**TASK GOAL**. Filter the listing below, copying every line in which the word "into" appears.

**MATERIAL PROVIDED**.
========================================

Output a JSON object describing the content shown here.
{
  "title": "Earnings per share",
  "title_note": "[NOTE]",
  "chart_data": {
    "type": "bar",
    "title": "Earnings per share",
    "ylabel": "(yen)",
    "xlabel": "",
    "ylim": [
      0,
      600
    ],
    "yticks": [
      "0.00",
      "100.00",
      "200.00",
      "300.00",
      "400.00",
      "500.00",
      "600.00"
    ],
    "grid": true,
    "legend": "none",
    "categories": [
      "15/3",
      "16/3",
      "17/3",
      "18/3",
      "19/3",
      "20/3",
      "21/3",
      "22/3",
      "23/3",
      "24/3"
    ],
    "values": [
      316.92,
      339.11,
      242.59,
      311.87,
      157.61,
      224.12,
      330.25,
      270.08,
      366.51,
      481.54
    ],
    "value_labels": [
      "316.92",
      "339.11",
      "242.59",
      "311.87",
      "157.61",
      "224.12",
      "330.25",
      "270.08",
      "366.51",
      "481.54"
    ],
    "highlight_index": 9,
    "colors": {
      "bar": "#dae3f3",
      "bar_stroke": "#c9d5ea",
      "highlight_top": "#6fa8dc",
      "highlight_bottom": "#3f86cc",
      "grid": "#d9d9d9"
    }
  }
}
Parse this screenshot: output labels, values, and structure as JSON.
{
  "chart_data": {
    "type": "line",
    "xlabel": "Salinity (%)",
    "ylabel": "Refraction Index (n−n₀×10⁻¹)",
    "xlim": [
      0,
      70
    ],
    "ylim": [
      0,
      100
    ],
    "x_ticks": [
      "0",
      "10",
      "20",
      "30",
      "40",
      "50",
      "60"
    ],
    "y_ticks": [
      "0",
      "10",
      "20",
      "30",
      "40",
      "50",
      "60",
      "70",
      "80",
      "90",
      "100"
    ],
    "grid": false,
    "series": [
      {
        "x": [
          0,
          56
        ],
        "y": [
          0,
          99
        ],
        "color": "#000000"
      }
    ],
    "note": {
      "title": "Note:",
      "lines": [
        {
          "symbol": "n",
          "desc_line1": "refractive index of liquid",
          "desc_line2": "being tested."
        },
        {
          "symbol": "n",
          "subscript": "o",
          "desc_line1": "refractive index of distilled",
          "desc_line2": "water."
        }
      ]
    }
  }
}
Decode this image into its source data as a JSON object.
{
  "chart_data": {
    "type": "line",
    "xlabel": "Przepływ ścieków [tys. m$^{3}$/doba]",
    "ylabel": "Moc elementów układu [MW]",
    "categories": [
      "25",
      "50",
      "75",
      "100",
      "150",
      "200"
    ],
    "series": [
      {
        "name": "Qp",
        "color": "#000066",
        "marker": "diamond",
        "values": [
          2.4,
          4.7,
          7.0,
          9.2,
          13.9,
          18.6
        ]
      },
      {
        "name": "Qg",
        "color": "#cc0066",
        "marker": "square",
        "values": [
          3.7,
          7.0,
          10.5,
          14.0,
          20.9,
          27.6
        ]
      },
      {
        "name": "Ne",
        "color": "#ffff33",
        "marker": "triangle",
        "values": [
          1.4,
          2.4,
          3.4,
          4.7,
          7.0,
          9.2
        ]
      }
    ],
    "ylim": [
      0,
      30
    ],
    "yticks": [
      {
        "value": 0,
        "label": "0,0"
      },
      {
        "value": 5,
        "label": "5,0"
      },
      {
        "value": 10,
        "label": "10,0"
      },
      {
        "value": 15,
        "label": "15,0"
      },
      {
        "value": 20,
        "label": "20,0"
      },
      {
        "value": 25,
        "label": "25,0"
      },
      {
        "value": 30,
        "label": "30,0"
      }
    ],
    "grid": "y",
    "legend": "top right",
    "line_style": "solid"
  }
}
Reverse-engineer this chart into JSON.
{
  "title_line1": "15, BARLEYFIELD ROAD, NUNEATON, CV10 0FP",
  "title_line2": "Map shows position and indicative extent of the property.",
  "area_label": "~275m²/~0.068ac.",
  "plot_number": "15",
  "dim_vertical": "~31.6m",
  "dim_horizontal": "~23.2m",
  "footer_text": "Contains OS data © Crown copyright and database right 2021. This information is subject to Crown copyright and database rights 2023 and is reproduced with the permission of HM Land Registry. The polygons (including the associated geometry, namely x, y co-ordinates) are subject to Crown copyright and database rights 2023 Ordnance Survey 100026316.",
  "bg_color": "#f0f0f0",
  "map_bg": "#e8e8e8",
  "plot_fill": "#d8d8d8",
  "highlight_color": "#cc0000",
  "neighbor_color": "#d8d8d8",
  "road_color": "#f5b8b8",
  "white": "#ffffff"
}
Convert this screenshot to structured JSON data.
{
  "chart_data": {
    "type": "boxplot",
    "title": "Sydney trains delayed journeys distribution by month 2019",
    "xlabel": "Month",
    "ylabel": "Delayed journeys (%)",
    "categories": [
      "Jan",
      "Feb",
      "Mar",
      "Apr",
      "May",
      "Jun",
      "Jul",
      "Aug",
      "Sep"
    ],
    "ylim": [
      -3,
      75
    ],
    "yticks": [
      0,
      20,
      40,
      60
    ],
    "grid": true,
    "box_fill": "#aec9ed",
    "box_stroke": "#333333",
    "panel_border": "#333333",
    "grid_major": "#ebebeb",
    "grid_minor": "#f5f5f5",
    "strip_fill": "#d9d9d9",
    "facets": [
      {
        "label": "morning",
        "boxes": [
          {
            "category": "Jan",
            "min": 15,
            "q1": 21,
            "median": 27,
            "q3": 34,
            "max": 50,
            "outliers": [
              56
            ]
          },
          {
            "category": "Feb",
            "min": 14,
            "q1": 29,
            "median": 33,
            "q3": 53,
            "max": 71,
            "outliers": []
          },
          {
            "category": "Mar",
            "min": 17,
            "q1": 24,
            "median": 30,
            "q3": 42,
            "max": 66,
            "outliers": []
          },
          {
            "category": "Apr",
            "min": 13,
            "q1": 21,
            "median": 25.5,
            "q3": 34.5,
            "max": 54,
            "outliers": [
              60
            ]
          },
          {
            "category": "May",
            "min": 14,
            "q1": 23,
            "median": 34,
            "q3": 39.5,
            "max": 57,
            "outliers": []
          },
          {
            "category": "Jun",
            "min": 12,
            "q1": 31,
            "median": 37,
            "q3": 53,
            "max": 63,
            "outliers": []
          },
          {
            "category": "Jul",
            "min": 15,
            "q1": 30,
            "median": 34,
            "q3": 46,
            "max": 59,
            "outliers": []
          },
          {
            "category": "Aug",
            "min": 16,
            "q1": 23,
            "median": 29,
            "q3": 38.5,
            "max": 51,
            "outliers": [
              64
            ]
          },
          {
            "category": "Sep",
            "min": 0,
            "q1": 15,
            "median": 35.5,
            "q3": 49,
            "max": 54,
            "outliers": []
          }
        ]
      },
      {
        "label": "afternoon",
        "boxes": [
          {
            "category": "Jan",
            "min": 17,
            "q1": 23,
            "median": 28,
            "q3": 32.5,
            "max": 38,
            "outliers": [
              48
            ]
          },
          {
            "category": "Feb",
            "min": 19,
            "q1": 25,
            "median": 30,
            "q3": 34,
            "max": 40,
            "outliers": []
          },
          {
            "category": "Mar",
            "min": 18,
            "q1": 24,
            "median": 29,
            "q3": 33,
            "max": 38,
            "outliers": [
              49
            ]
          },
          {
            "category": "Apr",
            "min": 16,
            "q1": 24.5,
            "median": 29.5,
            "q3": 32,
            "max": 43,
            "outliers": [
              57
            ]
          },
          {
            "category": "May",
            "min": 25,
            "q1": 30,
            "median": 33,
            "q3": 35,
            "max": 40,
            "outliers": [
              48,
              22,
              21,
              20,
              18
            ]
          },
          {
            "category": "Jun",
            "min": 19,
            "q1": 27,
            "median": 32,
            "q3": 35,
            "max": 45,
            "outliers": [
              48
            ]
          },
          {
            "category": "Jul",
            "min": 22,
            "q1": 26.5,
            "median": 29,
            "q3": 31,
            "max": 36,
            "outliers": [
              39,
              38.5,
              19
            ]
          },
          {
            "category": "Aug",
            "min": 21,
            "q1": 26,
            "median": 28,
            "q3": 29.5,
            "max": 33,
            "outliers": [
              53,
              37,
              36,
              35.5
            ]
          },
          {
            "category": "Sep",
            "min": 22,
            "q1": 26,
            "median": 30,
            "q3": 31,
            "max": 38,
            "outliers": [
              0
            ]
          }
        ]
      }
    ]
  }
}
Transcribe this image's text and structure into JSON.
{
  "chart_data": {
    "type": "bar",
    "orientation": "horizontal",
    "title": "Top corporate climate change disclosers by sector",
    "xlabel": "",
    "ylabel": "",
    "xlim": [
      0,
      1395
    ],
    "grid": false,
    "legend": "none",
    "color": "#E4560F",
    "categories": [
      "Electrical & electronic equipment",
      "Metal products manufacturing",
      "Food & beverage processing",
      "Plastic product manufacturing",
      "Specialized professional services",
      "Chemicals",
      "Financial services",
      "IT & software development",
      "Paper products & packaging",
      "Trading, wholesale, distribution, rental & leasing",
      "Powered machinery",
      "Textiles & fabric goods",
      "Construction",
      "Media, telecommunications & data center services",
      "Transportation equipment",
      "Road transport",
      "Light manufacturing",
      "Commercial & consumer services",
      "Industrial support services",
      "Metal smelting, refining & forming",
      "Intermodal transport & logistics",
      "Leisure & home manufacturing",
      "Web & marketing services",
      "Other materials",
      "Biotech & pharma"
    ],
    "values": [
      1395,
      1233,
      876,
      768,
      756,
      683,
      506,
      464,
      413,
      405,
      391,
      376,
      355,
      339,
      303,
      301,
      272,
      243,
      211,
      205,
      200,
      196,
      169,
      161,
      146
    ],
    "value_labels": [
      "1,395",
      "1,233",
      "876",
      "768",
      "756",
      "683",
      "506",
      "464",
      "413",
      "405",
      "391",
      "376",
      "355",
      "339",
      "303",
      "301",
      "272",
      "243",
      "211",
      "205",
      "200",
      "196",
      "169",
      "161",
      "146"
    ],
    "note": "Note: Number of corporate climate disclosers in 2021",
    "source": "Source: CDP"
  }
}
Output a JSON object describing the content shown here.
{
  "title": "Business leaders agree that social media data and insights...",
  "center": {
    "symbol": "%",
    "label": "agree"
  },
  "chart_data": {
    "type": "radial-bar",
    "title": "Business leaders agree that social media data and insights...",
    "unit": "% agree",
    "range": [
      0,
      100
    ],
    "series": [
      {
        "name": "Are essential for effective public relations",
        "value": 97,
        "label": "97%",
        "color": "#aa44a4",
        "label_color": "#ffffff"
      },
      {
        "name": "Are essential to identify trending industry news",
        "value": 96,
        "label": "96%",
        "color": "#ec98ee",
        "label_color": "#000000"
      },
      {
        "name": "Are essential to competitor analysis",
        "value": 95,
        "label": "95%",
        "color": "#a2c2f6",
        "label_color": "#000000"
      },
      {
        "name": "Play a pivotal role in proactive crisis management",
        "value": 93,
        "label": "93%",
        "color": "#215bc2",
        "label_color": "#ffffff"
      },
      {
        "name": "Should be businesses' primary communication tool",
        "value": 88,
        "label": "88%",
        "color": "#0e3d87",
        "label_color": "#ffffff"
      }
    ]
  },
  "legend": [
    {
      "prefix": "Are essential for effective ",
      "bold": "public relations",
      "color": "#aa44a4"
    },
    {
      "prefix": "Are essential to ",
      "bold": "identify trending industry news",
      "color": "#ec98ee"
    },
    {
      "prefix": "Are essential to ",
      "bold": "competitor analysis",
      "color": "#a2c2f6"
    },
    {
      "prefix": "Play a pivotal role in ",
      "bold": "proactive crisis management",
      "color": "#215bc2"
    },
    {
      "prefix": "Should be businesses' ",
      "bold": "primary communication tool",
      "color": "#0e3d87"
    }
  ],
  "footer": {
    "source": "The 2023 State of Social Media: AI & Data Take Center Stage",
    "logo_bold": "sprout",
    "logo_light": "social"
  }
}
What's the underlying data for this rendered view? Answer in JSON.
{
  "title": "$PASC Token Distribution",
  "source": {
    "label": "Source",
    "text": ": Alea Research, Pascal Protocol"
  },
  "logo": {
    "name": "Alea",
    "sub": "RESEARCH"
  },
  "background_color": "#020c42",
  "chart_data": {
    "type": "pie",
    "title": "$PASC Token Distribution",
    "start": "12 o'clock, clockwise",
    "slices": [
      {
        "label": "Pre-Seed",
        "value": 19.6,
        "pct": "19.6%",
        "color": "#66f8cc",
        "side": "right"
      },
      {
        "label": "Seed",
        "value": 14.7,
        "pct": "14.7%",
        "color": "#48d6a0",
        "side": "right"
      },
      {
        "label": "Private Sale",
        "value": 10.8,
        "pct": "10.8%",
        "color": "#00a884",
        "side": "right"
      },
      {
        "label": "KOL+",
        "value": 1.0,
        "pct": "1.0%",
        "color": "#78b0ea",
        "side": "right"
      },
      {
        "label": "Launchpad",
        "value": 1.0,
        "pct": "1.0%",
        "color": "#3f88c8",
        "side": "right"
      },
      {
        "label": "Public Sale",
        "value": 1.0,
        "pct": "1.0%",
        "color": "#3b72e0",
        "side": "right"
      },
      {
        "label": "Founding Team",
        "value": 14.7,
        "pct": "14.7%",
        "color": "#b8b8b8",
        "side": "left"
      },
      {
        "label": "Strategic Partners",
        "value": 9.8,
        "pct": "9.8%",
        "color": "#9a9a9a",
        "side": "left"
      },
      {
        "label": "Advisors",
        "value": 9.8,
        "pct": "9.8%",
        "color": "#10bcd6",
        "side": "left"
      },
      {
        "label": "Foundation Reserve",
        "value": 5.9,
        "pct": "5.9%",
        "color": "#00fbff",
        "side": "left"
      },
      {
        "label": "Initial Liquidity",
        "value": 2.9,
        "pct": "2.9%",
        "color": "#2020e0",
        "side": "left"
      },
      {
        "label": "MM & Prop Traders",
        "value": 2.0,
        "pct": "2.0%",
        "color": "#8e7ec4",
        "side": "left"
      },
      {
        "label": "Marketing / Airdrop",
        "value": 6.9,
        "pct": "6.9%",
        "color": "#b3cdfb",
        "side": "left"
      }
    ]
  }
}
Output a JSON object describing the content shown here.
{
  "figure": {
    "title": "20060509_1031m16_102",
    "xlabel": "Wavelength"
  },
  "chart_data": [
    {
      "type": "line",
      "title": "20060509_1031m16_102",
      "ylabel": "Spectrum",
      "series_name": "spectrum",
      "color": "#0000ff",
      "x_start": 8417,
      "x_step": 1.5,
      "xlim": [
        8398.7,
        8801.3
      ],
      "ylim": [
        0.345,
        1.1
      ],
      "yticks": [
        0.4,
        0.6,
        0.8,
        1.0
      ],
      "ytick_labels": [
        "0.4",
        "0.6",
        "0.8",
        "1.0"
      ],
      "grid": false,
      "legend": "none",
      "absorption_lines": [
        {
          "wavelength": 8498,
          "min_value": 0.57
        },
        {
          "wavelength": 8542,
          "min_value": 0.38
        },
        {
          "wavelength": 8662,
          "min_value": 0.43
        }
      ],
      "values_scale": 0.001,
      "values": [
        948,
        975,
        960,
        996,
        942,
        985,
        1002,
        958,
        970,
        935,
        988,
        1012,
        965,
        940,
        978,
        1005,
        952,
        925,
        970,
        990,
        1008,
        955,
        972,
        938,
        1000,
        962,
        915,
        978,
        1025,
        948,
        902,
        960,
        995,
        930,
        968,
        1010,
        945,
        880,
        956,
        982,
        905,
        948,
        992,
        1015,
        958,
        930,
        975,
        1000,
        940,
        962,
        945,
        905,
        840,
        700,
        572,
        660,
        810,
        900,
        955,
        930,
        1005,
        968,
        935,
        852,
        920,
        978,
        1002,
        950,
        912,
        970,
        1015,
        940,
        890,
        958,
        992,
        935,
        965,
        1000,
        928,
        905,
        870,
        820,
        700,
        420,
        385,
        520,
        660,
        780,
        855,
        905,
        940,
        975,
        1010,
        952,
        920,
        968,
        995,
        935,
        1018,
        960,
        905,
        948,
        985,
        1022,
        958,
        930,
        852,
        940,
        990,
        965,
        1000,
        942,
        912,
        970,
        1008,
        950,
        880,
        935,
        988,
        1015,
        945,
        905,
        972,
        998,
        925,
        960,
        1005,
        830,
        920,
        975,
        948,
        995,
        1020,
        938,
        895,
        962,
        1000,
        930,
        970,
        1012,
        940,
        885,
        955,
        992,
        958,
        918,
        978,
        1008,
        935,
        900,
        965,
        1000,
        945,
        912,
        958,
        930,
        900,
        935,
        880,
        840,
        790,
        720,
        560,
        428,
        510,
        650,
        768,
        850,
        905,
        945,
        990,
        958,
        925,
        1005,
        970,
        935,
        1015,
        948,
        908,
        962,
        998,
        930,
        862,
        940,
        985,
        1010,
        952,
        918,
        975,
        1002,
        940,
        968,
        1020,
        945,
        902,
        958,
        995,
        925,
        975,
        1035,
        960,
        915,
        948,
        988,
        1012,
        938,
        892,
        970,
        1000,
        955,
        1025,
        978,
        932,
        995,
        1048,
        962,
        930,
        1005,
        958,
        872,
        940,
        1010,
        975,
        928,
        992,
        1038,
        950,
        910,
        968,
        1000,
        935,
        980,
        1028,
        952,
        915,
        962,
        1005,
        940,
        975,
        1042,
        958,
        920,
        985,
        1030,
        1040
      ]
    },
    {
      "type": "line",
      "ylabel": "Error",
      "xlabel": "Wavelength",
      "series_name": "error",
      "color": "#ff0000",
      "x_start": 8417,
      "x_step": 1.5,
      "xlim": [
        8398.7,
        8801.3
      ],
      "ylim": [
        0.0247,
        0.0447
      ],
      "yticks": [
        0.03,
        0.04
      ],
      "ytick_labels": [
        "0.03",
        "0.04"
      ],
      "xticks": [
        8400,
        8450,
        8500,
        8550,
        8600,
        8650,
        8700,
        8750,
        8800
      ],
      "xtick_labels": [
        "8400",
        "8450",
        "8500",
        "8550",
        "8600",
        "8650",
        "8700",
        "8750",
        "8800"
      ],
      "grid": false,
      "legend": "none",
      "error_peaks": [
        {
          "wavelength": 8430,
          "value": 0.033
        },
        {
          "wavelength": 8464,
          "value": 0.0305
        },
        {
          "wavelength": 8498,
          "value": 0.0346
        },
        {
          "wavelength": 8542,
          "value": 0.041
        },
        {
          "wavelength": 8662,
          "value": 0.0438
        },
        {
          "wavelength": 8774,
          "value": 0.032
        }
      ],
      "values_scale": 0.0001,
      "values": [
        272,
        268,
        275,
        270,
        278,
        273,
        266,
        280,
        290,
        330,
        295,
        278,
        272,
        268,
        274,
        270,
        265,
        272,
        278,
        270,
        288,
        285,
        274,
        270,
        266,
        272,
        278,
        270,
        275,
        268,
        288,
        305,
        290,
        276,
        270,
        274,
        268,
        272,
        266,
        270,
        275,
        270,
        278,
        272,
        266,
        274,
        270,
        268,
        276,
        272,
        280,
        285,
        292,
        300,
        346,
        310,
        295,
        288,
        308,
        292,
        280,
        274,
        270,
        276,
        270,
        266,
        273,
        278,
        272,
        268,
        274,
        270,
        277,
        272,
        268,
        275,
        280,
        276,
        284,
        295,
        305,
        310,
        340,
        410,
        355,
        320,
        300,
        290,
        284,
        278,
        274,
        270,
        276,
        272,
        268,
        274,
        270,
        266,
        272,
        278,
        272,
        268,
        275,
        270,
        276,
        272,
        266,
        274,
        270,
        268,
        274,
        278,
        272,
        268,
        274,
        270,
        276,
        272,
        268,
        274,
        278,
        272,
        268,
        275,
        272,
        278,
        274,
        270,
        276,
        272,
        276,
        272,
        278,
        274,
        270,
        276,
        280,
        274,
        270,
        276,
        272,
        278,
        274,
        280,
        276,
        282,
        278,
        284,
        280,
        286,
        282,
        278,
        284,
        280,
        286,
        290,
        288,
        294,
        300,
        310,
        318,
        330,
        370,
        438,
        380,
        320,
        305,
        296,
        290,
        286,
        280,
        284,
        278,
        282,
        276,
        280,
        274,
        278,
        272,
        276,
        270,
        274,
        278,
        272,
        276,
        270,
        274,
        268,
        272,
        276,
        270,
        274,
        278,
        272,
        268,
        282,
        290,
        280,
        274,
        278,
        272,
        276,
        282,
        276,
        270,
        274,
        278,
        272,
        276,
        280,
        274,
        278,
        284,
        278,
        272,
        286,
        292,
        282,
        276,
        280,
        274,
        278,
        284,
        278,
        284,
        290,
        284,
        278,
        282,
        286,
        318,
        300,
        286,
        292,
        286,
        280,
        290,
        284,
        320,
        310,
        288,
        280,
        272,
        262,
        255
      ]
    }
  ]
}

========================================

**WRITTEN RESPONSE**.
Decode this image into its source data as a JSON object.
Reverse-engineer this chart into JSON.
Transcribe this image's text and structure into JSON.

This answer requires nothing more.